Written problem: Locate the lines that hold the string "type". Copy every such line.

Supplied records:
- - - - -
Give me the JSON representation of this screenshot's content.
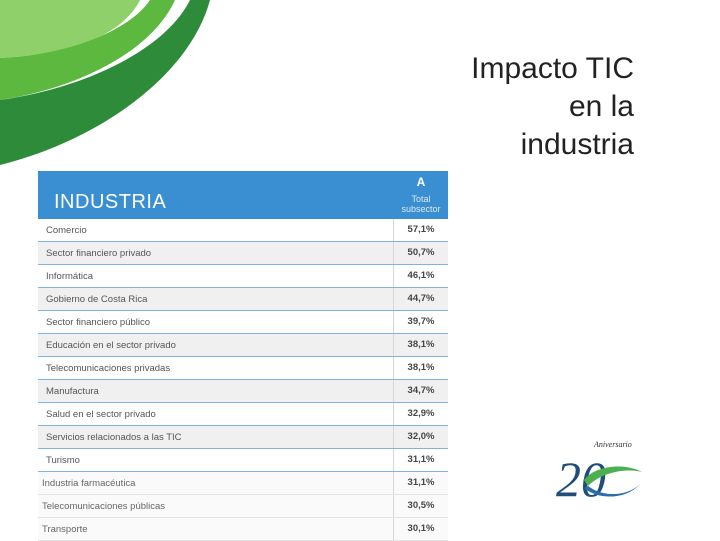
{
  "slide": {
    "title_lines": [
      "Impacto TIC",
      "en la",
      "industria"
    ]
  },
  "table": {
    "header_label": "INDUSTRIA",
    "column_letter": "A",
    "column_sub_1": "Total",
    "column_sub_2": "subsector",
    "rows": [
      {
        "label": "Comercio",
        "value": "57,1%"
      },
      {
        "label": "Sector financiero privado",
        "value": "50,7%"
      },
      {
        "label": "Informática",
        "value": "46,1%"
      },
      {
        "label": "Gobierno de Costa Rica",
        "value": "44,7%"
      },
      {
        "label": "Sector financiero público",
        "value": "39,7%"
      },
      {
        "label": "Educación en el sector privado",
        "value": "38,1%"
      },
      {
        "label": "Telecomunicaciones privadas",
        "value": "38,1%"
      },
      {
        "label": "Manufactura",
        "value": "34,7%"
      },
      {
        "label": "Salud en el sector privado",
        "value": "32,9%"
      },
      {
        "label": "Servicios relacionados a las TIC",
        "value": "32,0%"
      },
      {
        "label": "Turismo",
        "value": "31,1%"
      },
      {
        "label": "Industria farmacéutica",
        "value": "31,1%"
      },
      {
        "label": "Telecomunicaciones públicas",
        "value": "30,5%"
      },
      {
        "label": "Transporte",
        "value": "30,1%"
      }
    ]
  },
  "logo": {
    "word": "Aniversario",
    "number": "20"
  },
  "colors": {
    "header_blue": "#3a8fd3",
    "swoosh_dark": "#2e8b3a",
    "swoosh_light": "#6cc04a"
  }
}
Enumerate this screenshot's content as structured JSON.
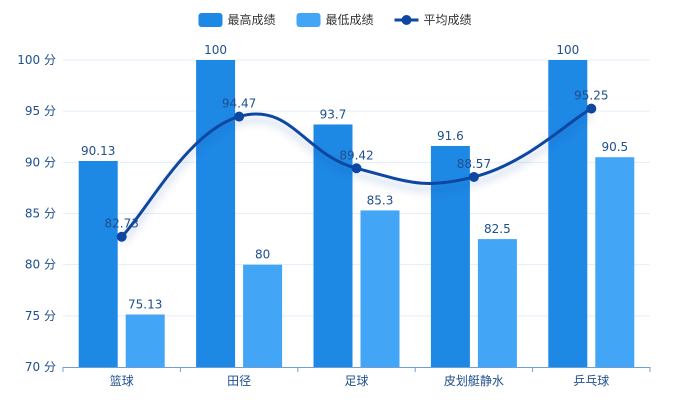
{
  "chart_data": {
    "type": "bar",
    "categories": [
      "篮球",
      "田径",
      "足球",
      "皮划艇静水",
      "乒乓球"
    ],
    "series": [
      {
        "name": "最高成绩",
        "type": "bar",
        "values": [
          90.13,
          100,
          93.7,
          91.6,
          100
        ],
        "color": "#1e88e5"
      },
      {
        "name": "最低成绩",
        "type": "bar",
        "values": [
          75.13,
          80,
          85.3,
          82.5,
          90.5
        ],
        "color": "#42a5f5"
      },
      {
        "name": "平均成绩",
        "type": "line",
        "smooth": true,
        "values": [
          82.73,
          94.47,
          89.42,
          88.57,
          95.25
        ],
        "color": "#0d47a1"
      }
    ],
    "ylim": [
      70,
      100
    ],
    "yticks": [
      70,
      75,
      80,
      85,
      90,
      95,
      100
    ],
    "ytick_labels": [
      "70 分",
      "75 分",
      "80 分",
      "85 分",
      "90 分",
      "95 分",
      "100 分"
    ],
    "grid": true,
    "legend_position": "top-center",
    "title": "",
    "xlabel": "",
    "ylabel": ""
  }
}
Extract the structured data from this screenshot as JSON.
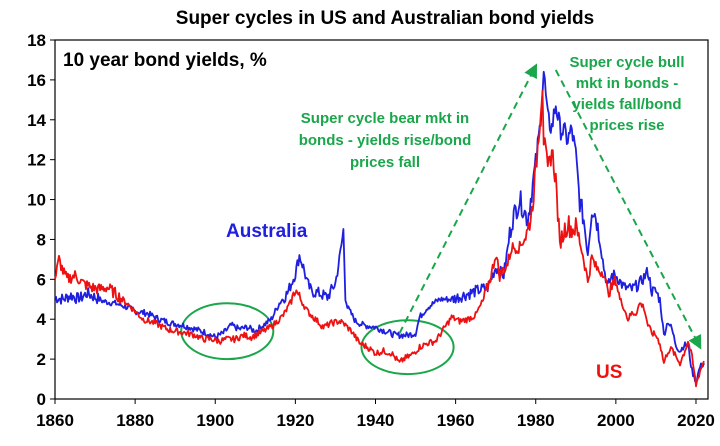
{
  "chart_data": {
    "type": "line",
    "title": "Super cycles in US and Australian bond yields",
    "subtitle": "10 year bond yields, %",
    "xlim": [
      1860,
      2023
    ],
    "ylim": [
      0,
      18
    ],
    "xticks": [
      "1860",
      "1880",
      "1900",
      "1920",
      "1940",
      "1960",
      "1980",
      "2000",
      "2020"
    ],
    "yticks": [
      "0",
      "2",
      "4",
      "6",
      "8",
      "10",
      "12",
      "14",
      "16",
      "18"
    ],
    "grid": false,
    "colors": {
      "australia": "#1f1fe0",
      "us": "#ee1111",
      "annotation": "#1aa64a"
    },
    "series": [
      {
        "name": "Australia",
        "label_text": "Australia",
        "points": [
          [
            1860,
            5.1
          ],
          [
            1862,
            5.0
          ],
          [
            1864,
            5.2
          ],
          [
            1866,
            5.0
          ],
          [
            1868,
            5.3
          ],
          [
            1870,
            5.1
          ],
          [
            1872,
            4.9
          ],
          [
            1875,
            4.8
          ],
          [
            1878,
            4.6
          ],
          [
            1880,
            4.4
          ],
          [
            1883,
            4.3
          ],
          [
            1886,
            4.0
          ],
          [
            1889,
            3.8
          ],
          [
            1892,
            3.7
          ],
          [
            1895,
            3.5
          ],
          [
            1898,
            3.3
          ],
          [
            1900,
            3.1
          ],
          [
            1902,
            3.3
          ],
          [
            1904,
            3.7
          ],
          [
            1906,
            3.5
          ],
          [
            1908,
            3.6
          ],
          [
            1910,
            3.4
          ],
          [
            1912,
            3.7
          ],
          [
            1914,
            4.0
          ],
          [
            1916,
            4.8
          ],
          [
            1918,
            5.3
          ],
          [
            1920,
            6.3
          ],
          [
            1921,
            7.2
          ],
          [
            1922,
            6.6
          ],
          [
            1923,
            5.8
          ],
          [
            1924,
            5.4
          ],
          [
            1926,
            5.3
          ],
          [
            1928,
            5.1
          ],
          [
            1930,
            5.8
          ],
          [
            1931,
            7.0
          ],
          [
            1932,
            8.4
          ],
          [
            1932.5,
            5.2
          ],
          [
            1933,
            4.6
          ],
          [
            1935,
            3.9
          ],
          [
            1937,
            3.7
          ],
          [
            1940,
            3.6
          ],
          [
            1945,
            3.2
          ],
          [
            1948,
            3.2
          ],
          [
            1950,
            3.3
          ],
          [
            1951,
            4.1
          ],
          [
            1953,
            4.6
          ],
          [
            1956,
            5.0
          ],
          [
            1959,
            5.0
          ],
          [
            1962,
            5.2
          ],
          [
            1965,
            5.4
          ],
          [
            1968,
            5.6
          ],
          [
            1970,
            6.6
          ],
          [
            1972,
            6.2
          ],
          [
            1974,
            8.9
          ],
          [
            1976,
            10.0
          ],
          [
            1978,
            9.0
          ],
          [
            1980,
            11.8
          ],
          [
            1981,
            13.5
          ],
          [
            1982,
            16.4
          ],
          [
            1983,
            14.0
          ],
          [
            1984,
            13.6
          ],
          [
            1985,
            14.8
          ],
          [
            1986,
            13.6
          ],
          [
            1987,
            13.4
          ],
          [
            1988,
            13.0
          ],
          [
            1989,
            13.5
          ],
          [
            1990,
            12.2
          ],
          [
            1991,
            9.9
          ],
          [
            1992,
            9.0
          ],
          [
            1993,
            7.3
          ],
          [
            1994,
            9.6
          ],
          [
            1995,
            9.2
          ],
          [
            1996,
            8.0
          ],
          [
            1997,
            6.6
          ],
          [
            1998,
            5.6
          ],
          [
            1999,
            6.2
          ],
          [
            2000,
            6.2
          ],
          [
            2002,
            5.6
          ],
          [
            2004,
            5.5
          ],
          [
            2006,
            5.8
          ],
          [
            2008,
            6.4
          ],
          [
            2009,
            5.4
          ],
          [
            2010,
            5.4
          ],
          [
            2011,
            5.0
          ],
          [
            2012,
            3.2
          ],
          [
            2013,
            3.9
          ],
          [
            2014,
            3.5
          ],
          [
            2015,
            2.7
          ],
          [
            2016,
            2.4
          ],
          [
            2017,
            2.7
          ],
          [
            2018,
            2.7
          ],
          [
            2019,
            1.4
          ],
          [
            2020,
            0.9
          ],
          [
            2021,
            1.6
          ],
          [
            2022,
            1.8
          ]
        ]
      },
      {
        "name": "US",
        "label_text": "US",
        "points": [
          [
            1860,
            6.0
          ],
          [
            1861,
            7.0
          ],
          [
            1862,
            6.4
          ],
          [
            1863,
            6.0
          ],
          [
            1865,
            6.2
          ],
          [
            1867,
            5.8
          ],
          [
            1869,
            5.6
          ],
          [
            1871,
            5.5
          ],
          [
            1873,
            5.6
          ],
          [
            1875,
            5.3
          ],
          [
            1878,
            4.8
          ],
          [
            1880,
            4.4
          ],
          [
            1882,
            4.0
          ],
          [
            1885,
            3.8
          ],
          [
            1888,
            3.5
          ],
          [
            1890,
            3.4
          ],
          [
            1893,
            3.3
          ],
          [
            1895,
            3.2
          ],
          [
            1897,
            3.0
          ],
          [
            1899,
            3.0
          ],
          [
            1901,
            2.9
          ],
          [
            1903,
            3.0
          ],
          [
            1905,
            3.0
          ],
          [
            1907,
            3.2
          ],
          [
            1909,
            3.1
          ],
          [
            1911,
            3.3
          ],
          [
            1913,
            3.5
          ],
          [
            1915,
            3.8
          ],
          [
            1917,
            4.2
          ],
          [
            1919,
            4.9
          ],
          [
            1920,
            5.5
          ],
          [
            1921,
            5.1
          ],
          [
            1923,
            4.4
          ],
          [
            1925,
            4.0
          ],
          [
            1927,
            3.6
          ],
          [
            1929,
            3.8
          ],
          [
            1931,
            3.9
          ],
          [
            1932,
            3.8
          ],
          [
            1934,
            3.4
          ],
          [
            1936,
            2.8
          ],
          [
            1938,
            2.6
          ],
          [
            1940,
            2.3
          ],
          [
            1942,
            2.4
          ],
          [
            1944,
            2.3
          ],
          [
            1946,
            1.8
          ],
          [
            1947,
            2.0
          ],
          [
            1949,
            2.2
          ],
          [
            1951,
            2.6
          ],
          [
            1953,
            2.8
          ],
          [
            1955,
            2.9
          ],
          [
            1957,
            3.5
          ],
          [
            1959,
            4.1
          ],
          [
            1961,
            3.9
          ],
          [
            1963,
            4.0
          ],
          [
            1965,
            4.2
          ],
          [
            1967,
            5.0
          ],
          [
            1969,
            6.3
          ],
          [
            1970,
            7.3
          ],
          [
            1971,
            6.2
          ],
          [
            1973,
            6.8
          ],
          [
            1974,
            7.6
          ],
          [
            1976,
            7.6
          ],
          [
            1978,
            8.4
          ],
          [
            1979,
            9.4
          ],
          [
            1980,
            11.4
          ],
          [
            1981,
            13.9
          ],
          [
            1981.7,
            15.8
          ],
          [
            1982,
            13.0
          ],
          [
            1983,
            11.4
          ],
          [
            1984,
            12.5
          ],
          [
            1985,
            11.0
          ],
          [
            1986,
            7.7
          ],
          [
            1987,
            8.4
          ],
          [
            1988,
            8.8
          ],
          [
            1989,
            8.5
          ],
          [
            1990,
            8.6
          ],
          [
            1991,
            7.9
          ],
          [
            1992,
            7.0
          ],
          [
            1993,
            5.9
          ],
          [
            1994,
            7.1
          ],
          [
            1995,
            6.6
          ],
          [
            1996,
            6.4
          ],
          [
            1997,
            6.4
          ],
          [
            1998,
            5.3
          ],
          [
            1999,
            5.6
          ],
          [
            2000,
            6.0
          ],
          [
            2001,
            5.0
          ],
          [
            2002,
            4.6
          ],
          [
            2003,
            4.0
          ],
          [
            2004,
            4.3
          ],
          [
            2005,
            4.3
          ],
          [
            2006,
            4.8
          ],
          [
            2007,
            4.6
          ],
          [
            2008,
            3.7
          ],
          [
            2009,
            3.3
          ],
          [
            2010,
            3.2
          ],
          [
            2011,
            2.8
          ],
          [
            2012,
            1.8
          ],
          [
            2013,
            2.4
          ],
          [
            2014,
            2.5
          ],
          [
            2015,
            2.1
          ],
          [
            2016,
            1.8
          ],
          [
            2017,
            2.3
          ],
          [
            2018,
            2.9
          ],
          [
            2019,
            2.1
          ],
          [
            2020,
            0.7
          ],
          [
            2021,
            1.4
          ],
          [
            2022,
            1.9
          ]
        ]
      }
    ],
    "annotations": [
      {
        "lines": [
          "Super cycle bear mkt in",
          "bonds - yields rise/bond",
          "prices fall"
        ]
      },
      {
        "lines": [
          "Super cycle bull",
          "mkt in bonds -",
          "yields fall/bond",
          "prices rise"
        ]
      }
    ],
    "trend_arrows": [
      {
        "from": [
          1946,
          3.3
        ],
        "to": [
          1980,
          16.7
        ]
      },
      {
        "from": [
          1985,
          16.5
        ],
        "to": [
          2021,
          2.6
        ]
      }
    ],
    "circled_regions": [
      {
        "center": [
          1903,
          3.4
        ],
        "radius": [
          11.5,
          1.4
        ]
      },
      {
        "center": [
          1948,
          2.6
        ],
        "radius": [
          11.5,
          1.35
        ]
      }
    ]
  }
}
- - - - -
Written answer:
    "type": "bar",
        "type": "bar",
        "type": "bar",
        "type": "line",
    "type": "line",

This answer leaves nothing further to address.